**RECORDS FOR THIS EXERCISE:**
──────
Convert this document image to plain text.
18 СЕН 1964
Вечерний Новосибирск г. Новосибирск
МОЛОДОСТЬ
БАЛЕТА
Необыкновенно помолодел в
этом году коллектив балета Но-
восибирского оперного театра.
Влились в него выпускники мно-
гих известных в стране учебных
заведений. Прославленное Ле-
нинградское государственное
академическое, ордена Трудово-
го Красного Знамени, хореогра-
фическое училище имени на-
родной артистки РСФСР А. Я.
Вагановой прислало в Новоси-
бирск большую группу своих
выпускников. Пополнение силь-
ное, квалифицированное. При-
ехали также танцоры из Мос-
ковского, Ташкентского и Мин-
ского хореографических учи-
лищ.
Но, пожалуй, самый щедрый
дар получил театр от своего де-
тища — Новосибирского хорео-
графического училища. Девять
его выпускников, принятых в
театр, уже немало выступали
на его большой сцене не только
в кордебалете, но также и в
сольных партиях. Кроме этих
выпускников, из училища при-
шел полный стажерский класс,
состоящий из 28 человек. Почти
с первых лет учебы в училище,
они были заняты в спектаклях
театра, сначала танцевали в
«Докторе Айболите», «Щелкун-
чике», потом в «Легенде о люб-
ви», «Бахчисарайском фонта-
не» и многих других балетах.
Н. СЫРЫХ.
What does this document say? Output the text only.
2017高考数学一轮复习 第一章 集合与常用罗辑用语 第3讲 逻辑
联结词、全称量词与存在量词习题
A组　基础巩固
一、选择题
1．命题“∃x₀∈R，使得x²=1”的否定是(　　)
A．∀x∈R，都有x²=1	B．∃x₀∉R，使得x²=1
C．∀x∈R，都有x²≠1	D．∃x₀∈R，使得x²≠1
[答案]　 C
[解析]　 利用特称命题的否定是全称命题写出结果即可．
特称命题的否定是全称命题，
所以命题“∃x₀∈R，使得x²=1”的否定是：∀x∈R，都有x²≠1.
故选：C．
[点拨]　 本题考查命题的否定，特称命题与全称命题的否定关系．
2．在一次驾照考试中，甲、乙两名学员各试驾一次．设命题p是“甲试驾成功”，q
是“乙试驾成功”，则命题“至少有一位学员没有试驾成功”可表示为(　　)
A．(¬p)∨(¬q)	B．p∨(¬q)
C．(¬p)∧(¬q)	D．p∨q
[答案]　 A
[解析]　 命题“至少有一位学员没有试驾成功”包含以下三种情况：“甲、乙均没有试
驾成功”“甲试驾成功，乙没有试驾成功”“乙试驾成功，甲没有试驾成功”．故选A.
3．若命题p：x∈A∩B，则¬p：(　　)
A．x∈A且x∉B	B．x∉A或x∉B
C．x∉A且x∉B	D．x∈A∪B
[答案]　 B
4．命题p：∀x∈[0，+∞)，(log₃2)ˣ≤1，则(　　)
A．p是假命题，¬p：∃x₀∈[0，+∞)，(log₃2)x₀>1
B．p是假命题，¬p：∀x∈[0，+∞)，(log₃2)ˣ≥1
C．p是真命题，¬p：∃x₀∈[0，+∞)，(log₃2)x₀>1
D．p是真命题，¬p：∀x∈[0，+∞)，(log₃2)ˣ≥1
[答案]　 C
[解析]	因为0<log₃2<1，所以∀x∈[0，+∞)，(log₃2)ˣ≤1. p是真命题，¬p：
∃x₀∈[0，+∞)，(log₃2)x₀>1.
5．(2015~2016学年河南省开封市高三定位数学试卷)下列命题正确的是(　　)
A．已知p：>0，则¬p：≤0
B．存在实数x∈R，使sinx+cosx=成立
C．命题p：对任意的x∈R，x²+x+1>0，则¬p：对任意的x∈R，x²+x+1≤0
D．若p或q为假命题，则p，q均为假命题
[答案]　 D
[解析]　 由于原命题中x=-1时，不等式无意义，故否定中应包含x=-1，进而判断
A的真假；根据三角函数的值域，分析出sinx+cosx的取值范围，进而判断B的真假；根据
──────
**JOB:** Print the records once more, exactly as they were given.

**ANSWER:**
Convert this document image to plain text.
18 СЕН 1964
Вечерний Новосибирск г. Новосибирск
МОЛОДОСТЬ
БАЛЕТА
Необыкновенно помолодел в
этом году коллектив балета Но-
восибирского оперного театра.
Влились в него выпускники мно-
гих известных в стране учебных
заведений. Прославленное Ле-
нинградское государственное
академическое, ордена Трудово-
го Красного Знамени, хореогра-
фическое училище имени на-
родной артистки РСФСР А. Я.
Вагановой прислало в Новоси-
бирск большую группу своих
выпускников. Пополнение силь-
ное, квалифицированное. При-
ехали также танцоры из Мос-
ковского, Ташкентского и Мин-
ского хореографических учи-
лищ.
Но, пожалуй, самый щедрый
дар получил театр от своего де-
тища — Новосибирского хорео-
графического училища. Девять
его выпускников, принятых в
театр, уже немало выступали
на его большой сцене не только
в кордебалете, но также и в
сольных партиях. Кроме этих
выпускников, из училища при-
шел полный стажерский класс,
состоящий из 28 человек. Почти
с первых лет учебы в училище,
они были заняты в спектаклях
театра, сначала танцевали в
«Докторе Айболите», «Щелкун-
чике», потом в «Легенде о люб-
ви», «Бахчисарайском фонта-
не» и многих других балетах.
Н. СЫРЫХ.
What does this document say? Output the text only.
2017高考数学一轮复习 第一章 集合与常用罗辑用语 第3讲 逻辑
联结词、全称量词与存在量词习题
A组　基础巩固
一、选择题
1．命题“∃x₀∈R，使得x²=1”的否定是(　　)
A．∀x∈R，都有x²=1	B．∃x₀∉R，使得x²=1
C．∀x∈R，都有x²≠1	D．∃x₀∈R，使得x²≠1
[答案]　 C
[解析]　 利用特称命题的否定是全称命题写出结果即可．
特称命题的否定是全称命题，
所以命题“∃x₀∈R，使得x²=1”的否定是：∀x∈R，都有x²≠1.
故选：C．
[点拨]　 本题考查命题的否定，特称命题与全称命题的否定关系．
2．在一次驾照考试中，甲、乙两名学员各试驾一次．设命题p是“甲试驾成功”，q
是“乙试驾成功”，则命题“至少有一位学员没有试驾成功”可表示为(　　)
A．(¬p)∨(¬q)	B．p∨(¬q)
C．(¬p)∧(¬q)	D．p∨q
[答案]　 A
[解析]　 命题“至少有一位学员没有试驾成功”包含以下三种情况：“甲、乙均没有试
驾成功”“甲试驾成功，乙没有试驾成功”“乙试驾成功，甲没有试驾成功”．故选A.
3．若命题p：x∈A∩B，则¬p：(　　)
A．x∈A且x∉B	B．x∉A或x∉B
C．x∉A且x∉B	D．x∈A∪B
[答案]　 B
4．命题p：∀x∈[0，+∞)，(log₃2)ˣ≤1，则(　　)
A．p是假命题，¬p：∃x₀∈[0，+∞)，(log₃2)x₀>1
B．p是假命题，¬p：∀x∈[0，+∞)，(log₃2)ˣ≥1
C．p是真命题，¬p：∃x₀∈[0，+∞)，(log₃2)x₀>1
D．p是真命题，¬p：∀x∈[0，+∞)，(log₃2)ˣ≥1
[答案]　 C
[解析]	因为0<log₃2<1，所以∀x∈[0，+∞)，(log₃2)ˣ≤1. p是真命题，¬p：
∃x₀∈[0，+∞)，(log₃2)x₀>1.
5．(2015~2016学年河南省开封市高三定位数学试卷)下列命题正确的是(　　)
A．已知p：>0，则¬p：≤0
B．存在实数x∈R，使sinx+cosx=成立
C．命题p：对任意的x∈R，x²+x+1>0，则¬p：对任意的x∈R，x²+x+1≤0
D．若p或q为假命题，则p，q均为假命题
[答案]　 D
[解析]　 由于原命题中x=-1时，不等式无意义，故否定中应包含x=-1，进而判断
A的真假；根据三角函数的值域，分析出sinx+cosx的取值范围，进而判断B的真假；根据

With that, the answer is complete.